Request = Your answer is a single number: the count of lines that contain the string "ylabel".

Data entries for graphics
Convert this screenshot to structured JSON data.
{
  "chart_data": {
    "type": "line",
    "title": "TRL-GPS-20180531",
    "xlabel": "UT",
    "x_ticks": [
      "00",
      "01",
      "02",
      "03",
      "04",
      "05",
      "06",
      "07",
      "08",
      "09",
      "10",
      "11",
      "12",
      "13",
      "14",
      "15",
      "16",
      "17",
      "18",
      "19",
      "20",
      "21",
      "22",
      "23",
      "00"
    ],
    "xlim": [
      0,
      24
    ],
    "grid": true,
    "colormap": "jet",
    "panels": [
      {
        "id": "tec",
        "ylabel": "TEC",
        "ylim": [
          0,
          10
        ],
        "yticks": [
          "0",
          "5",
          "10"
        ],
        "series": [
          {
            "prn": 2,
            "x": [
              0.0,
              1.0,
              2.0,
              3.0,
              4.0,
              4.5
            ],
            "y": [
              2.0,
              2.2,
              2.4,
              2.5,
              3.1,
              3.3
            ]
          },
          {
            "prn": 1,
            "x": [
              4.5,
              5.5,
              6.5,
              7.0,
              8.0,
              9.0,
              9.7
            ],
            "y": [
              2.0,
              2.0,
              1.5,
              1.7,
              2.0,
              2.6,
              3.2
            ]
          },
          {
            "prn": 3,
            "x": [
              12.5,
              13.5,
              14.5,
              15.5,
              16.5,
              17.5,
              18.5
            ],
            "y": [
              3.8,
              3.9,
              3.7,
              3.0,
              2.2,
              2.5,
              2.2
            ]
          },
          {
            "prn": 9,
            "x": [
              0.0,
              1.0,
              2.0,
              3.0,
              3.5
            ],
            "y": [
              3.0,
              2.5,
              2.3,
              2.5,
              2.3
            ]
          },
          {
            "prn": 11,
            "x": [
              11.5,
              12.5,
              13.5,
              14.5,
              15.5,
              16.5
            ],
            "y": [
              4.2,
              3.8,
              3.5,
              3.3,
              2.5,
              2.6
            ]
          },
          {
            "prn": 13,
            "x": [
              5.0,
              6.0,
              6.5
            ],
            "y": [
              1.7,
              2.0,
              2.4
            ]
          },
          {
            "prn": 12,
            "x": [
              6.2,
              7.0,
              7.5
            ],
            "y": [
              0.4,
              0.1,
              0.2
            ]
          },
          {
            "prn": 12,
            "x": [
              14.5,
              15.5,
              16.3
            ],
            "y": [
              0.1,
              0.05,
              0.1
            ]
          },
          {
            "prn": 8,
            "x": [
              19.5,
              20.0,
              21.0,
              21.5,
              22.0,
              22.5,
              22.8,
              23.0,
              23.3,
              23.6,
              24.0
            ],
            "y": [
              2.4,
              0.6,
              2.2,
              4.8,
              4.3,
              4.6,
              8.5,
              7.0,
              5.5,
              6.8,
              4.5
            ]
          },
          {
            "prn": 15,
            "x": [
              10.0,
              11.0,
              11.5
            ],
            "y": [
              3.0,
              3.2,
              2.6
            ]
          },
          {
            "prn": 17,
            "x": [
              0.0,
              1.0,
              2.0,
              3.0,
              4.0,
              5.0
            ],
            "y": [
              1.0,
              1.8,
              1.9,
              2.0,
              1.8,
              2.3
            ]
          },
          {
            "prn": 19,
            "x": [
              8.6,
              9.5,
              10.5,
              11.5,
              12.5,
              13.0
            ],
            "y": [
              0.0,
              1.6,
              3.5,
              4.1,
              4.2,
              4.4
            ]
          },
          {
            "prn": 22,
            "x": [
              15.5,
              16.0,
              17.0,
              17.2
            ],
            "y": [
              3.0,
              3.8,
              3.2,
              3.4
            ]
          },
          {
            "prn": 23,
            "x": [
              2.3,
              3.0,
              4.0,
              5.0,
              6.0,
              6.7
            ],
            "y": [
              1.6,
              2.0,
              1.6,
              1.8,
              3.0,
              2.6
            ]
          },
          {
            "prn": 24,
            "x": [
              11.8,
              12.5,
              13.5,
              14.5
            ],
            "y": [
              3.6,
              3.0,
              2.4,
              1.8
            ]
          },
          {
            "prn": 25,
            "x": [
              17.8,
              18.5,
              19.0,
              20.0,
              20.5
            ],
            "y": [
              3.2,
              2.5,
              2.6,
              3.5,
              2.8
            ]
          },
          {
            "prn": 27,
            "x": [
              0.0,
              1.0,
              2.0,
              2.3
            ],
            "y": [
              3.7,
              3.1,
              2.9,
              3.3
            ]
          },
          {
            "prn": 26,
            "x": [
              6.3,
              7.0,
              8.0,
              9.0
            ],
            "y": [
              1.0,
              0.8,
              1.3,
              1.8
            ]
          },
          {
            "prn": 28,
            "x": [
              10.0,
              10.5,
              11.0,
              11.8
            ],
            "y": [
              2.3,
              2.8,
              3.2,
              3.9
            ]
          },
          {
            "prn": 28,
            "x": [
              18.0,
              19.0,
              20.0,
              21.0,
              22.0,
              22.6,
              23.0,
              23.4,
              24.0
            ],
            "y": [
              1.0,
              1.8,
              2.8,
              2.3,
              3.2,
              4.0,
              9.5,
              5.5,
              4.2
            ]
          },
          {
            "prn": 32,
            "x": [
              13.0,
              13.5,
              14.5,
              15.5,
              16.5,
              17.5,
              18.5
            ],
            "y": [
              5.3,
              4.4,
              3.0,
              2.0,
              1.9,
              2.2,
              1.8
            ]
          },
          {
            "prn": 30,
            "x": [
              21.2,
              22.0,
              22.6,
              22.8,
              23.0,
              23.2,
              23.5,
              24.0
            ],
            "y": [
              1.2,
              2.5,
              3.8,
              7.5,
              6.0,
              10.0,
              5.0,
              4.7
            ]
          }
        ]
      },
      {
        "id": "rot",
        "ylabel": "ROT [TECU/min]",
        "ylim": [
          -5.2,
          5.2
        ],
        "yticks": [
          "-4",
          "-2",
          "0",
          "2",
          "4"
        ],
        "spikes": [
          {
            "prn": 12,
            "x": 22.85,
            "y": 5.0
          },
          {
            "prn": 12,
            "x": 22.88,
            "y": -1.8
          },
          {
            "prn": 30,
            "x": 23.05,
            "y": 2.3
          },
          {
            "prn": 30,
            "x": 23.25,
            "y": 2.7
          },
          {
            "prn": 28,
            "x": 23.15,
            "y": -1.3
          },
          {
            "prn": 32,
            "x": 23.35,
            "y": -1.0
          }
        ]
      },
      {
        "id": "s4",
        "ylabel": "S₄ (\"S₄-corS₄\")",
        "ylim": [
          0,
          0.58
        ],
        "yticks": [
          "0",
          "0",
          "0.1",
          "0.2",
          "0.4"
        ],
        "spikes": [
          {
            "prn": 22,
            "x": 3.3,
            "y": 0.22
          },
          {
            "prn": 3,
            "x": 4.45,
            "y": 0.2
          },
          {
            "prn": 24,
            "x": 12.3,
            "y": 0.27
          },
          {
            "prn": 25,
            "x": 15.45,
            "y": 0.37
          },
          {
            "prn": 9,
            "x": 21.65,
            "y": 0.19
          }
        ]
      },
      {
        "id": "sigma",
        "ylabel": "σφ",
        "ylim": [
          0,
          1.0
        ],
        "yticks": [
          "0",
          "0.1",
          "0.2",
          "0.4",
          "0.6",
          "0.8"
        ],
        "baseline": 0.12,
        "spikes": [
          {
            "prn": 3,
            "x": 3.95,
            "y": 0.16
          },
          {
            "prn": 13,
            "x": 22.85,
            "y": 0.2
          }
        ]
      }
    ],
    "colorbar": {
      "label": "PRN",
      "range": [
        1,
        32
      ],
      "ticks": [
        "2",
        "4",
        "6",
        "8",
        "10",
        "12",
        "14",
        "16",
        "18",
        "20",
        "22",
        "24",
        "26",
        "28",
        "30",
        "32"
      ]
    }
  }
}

Final answer = 4